Written request: Check each line for the word "Петербург" and report how many have it. Give nothing else.

Material shown:
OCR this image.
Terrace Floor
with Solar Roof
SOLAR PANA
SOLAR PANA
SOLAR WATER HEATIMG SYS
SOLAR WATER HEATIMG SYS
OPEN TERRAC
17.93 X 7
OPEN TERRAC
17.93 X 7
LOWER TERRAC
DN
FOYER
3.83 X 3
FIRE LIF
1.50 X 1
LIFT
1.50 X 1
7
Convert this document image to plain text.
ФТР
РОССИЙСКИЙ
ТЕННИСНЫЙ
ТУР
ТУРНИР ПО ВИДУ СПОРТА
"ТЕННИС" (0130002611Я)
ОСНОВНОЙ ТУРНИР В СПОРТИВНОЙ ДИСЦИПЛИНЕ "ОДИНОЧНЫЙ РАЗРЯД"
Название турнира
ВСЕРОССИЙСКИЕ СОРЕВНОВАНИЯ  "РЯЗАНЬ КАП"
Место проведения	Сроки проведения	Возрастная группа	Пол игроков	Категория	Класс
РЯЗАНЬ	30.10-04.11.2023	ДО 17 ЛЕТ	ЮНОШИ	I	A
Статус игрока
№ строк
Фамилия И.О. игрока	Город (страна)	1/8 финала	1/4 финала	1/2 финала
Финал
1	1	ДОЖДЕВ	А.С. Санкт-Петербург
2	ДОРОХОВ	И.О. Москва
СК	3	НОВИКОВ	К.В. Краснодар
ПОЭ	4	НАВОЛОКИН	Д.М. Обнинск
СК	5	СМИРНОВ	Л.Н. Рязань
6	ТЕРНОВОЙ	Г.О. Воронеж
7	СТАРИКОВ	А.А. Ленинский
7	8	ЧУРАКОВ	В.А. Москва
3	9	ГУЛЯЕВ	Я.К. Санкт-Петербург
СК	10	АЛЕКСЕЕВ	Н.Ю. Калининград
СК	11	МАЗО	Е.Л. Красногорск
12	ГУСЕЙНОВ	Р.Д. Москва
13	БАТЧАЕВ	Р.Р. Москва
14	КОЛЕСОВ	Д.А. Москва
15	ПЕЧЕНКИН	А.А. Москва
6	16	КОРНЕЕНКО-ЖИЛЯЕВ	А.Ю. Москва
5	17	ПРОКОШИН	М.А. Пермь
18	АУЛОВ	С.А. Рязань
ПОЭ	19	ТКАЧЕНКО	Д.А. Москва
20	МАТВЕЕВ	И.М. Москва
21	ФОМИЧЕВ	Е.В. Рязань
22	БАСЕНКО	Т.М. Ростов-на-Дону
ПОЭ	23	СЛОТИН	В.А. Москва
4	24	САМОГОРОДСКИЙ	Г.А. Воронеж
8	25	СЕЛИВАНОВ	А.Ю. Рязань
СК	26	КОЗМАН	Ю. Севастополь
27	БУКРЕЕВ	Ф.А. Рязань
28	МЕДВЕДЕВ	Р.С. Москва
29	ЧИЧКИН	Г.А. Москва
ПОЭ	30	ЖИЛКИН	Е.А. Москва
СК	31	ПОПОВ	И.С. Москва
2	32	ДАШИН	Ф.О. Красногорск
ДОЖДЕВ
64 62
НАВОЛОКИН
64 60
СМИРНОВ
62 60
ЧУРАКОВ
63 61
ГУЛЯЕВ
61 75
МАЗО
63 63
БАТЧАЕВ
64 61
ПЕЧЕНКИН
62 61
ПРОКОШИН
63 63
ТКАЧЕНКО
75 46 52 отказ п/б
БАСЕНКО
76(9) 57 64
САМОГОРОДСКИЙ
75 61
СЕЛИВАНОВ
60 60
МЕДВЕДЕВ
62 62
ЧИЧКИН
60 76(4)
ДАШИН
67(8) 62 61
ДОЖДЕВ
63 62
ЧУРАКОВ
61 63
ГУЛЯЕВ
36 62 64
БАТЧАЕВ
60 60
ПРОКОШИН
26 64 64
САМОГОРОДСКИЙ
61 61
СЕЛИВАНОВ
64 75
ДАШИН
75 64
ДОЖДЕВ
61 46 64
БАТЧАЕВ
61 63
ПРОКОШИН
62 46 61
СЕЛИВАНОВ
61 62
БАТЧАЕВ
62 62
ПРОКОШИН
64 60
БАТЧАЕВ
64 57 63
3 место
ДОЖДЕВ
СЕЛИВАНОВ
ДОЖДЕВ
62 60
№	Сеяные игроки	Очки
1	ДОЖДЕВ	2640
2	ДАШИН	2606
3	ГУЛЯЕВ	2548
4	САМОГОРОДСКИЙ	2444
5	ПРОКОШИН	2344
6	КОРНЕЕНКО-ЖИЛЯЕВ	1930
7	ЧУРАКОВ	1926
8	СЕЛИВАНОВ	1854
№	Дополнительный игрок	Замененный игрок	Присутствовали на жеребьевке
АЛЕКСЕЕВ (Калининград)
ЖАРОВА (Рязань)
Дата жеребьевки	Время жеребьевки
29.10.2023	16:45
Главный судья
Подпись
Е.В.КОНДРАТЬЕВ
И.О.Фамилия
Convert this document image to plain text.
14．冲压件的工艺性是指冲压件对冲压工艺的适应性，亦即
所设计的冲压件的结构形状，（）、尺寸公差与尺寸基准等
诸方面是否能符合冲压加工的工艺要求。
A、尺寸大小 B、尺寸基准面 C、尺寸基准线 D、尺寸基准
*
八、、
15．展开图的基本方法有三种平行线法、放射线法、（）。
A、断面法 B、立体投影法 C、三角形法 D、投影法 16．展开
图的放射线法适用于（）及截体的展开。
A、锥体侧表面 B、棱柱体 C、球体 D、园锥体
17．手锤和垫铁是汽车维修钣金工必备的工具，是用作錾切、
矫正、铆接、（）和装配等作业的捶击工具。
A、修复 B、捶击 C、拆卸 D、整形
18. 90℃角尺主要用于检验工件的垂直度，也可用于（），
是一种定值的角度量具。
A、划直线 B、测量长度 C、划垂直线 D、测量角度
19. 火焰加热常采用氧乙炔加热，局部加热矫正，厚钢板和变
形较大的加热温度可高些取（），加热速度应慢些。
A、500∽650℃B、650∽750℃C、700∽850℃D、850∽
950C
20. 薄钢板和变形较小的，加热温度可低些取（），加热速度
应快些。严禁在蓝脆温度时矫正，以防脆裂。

In response: 2